**SET PROBLEM**
Could you copy every line from the material below in which "bertaubat" appears?

**RECORDS FOR THE EXERCISE**
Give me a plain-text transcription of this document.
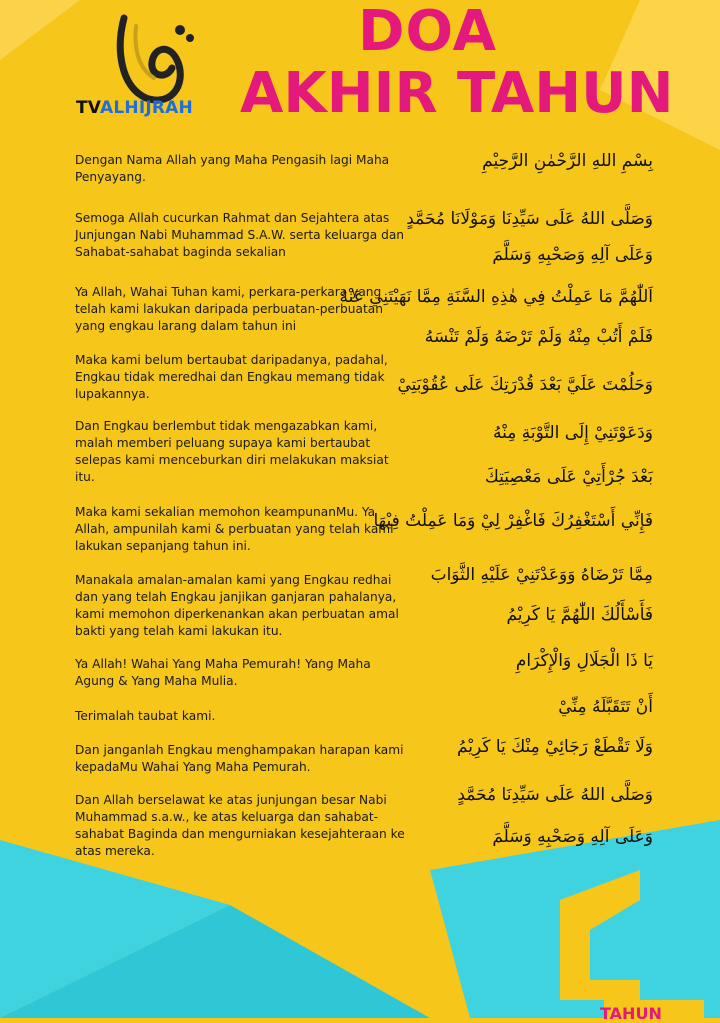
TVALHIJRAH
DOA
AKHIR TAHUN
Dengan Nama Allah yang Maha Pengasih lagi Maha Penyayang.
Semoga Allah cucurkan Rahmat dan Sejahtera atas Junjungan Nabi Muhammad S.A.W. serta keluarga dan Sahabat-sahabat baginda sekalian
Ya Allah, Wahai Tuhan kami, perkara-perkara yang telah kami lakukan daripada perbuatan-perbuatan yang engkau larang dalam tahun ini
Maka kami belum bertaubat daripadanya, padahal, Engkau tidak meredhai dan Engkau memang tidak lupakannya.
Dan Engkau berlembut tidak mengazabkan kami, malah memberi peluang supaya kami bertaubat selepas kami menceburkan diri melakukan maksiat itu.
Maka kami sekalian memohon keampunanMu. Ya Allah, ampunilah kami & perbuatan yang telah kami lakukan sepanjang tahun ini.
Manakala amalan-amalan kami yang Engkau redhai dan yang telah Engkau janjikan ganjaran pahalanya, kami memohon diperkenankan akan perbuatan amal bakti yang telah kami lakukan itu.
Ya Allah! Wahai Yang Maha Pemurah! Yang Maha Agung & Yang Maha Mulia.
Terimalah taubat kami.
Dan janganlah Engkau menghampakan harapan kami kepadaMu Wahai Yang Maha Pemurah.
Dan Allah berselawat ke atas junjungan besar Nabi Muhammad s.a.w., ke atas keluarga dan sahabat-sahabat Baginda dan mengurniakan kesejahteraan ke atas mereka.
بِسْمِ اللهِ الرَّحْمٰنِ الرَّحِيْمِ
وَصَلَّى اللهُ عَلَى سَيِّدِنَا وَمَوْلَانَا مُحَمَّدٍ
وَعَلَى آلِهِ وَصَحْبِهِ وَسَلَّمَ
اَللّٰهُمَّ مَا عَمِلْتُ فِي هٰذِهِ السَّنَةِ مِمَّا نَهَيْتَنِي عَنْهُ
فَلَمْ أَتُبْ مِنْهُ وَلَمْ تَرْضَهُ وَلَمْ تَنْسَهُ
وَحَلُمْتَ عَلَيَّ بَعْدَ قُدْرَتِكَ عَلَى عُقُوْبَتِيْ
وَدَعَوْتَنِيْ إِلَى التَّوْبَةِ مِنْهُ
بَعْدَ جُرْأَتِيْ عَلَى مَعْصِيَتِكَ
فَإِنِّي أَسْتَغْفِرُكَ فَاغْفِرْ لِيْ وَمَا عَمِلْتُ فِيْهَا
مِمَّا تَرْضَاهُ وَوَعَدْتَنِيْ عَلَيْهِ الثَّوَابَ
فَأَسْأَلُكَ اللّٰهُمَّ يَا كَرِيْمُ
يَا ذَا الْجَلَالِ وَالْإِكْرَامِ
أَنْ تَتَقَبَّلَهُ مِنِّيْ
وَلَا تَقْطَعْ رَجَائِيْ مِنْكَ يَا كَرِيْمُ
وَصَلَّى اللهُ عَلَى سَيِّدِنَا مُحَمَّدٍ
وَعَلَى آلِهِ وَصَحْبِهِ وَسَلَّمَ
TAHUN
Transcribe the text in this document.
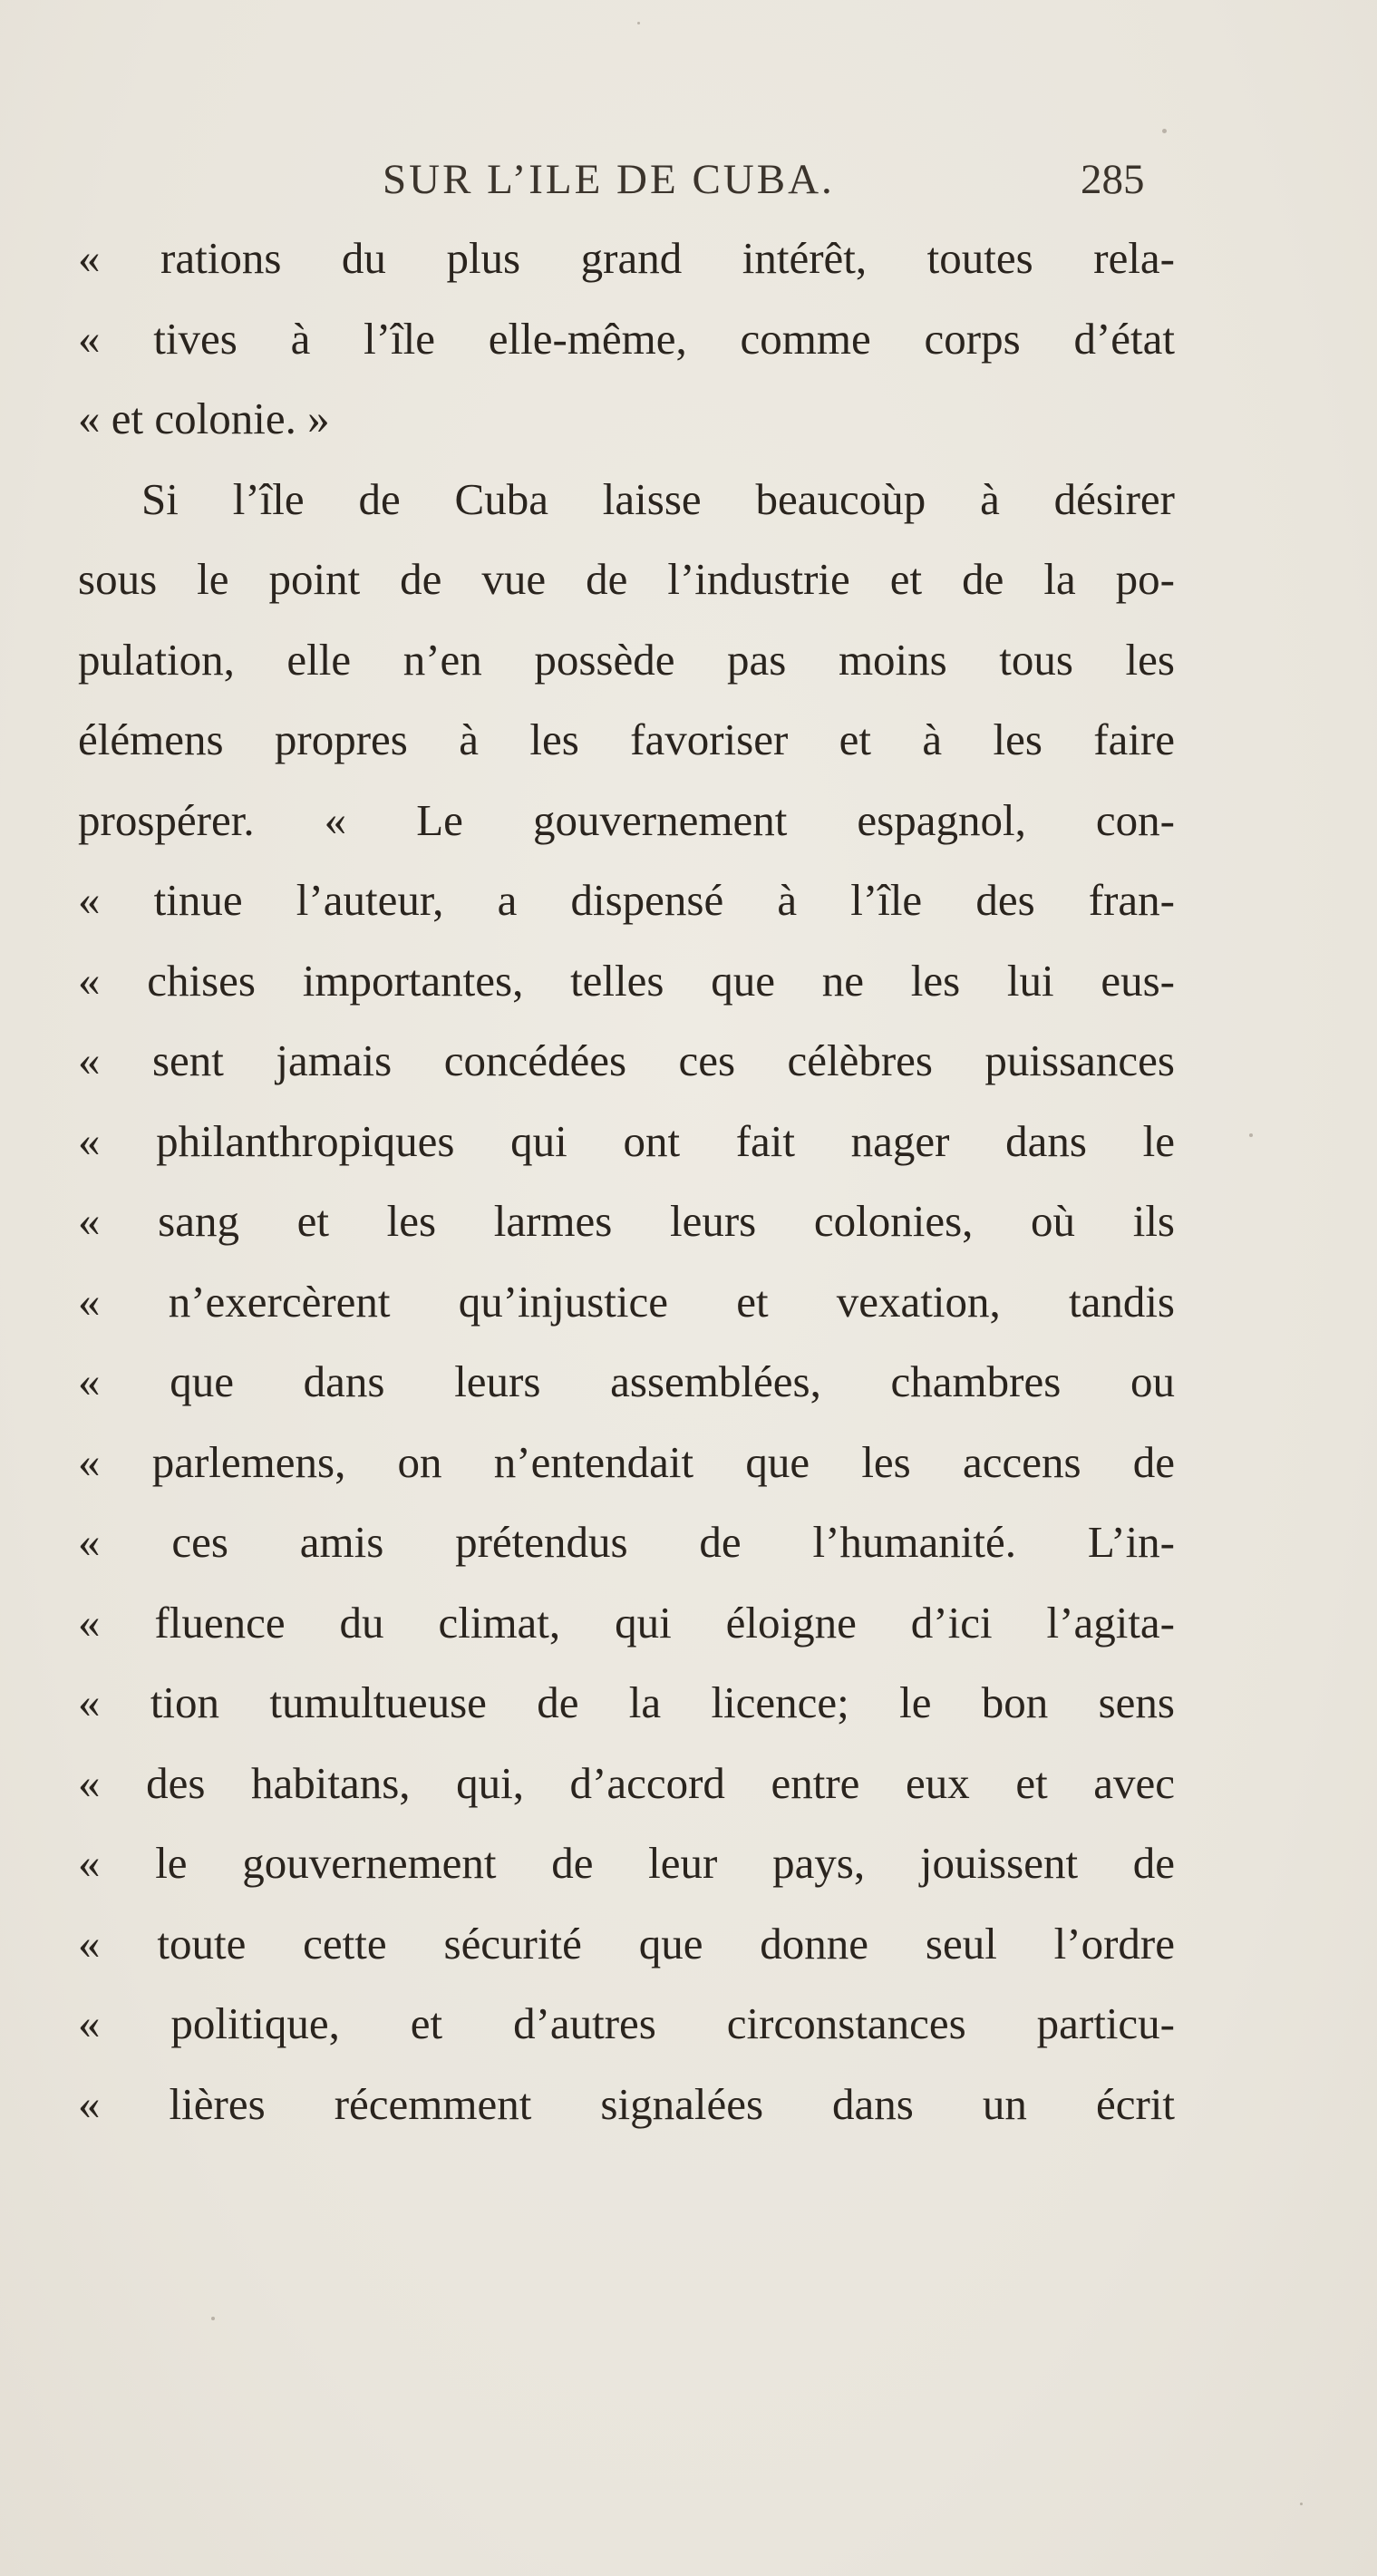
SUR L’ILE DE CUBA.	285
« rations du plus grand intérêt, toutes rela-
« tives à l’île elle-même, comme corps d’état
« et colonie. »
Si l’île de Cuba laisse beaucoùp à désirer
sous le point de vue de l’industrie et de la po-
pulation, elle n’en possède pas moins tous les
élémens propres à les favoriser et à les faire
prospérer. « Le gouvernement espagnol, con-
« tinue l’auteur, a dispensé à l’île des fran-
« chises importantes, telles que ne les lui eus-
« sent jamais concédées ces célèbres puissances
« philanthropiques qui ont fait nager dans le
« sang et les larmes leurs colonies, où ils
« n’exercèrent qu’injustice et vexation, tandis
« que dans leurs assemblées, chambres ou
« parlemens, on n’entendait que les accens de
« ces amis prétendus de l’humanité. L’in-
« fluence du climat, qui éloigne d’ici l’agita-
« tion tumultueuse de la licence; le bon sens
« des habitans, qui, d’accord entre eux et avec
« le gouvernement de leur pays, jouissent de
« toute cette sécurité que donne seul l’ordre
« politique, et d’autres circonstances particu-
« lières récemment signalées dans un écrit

**OUTPUT OF THE EXERCISE**
Maka kami belum bertaubat daripadanya, padahal, Engkau tidak meredhai dan Engkau memang tidak lupakannya.
Dan Engkau berlembut tidak mengazabkan kami, malah memberi peluang supaya kami bertaubat selepas kami menceburkan diri melakukan maksiat itu.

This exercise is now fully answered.